::: Records to process :::
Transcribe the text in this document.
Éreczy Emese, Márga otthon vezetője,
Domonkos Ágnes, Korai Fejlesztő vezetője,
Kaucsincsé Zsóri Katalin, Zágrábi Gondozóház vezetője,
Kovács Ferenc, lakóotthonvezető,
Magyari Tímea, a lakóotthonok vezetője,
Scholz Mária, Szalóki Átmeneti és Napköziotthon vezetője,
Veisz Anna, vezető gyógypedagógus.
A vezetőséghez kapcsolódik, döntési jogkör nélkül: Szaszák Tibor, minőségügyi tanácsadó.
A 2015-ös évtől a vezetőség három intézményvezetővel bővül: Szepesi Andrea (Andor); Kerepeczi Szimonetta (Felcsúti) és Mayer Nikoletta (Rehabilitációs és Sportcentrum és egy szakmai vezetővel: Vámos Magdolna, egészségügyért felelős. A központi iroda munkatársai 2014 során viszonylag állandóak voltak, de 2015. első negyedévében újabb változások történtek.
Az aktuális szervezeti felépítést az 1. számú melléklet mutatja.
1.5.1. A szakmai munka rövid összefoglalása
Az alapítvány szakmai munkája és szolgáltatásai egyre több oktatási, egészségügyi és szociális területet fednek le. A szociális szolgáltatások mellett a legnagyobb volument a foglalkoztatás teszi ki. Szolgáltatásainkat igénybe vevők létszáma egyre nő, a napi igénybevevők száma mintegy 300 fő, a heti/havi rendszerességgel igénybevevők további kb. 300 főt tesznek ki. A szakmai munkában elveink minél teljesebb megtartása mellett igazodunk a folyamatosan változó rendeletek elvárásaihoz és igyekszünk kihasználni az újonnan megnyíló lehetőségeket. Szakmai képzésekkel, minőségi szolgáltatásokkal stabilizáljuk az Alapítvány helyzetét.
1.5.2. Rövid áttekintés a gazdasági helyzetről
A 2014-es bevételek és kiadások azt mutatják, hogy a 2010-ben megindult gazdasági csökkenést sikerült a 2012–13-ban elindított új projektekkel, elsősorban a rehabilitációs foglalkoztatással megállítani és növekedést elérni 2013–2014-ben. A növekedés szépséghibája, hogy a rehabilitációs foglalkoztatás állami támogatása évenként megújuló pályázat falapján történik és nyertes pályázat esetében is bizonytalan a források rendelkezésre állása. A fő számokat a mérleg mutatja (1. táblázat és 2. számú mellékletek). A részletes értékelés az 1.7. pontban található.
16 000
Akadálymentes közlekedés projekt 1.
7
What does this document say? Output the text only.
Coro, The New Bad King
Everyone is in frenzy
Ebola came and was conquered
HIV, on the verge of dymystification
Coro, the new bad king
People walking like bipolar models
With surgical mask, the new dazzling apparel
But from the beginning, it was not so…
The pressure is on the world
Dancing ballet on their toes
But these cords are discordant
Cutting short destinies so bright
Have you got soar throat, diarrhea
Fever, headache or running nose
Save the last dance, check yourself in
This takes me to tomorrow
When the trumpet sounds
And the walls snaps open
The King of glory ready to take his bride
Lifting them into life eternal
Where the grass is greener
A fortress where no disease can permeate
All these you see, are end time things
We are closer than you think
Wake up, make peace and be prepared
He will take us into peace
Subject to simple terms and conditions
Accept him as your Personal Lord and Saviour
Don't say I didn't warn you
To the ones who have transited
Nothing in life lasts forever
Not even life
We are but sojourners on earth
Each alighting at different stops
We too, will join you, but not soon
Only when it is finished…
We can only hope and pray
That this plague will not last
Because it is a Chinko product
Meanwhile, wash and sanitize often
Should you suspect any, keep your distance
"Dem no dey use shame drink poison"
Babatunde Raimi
:::
-- Task --
Copy all the entries verbatim.

-- Output of the exercise --
Transcribe the text in this document.
Éreczy Emese, Márga otthon vezetője,
Domonkos Ágnes, Korai Fejlesztő vezetője,
Kaucsincsé Zsóri Katalin, Zágrábi Gondozóház vezetője,
Kovács Ferenc, lakóotthonvezető,
Magyari Tímea, a lakóotthonok vezetője,
Scholz Mária, Szalóki Átmeneti és Napköziotthon vezetője,
Veisz Anna, vezető gyógypedagógus.
A vezetőséghez kapcsolódik, döntési jogkör nélkül: Szaszák Tibor, minőségügyi tanácsadó.
A 2015-ös évtől a vezetőség három intézményvezetővel bővül: Szepesi Andrea (Andor); Kerepeczi Szimonetta (Felcsúti) és Mayer Nikoletta (Rehabilitációs és Sportcentrum és egy szakmai vezetővel: Vámos Magdolna, egészségügyért felelős. A központi iroda munkatársai 2014 során viszonylag állandóak voltak, de 2015. első negyedévében újabb változások történtek.
Az aktuális szervezeti felépítést az 1. számú melléklet mutatja.
1.5.1. A szakmai munka rövid összefoglalása
Az alapítvány szakmai munkája és szolgáltatásai egyre több oktatási, egészségügyi és szociális területet fednek le. A szociális szolgáltatások mellett a legnagyobb volument a foglalkoztatás teszi ki. Szolgáltatásainkat igénybe vevők létszáma egyre nő, a napi igénybevevők száma mintegy 300 fő, a heti/havi rendszerességgel igénybevevők további kb. 300 főt tesznek ki. A szakmai munkában elveink minél teljesebb megtartása mellett igazodunk a folyamatosan változó rendeletek elvárásaihoz és igyekszünk kihasználni az újonnan megnyíló lehetőségeket. Szakmai képzésekkel, minőségi szolgáltatásokkal stabilizáljuk az Alapítvány helyzetét.
1.5.2. Rövid áttekintés a gazdasági helyzetről
A 2014-es bevételek és kiadások azt mutatják, hogy a 2010-ben megindult gazdasági csökkenést sikerült a 2012–13-ban elindított új projektekkel, elsősorban a rehabilitációs foglalkoztatással megállítani és növekedést elérni 2013–2014-ben. A növekedés szépséghibája, hogy a rehabilitációs foglalkoztatás állami támogatása évenként megújuló pályázat falapján történik és nyertes pályázat esetében is bizonytalan a források rendelkezésre állása. A fő számokat a mérleg mutatja (1. táblázat és 2. számú mellékletek). A részletes értékelés az 1.7. pontban található.
16 000
Akadálymentes közlekedés projekt 1.
7
What does this document say? Output the text only.
Coro, The New Bad King
Everyone is in frenzy
Ebola came and was conquered
HIV, on the verge of dymystification
Coro, the new bad king
People walking like bipolar models
With surgical mask, the new dazzling apparel
But from the beginning, it was not so…
The pressure is on the world
Dancing ballet on their toes
But these cords are discordant
Cutting short destinies so bright
Have you got soar throat, diarrhea
Fever, headache or running nose
Save the last dance, check yourself in
This takes me to tomorrow
When the trumpet sounds
And the walls snaps open
The King of glory ready to take his bride
Lifting them into life eternal
Where the grass is greener
A fortress where no disease can permeate
All these you see, are end time things
We are closer than you think
Wake up, make peace and be prepared
He will take us into peace
Subject to simple terms and conditions
Accept him as your Personal Lord and Saviour
Don't say I didn't warn you
To the ones who have transited
Nothing in life lasts forever
Not even life
We are but sojourners on earth
Each alighting at different stops
We too, will join you, but not soon
Only when it is finished…
We can only hope and pray
That this plague will not last
Because it is a Chinko product
Meanwhile, wash and sanitize often
Should you suspect any, keep your distance
"Dem no dey use shame drink poison"
Babatunde Raimi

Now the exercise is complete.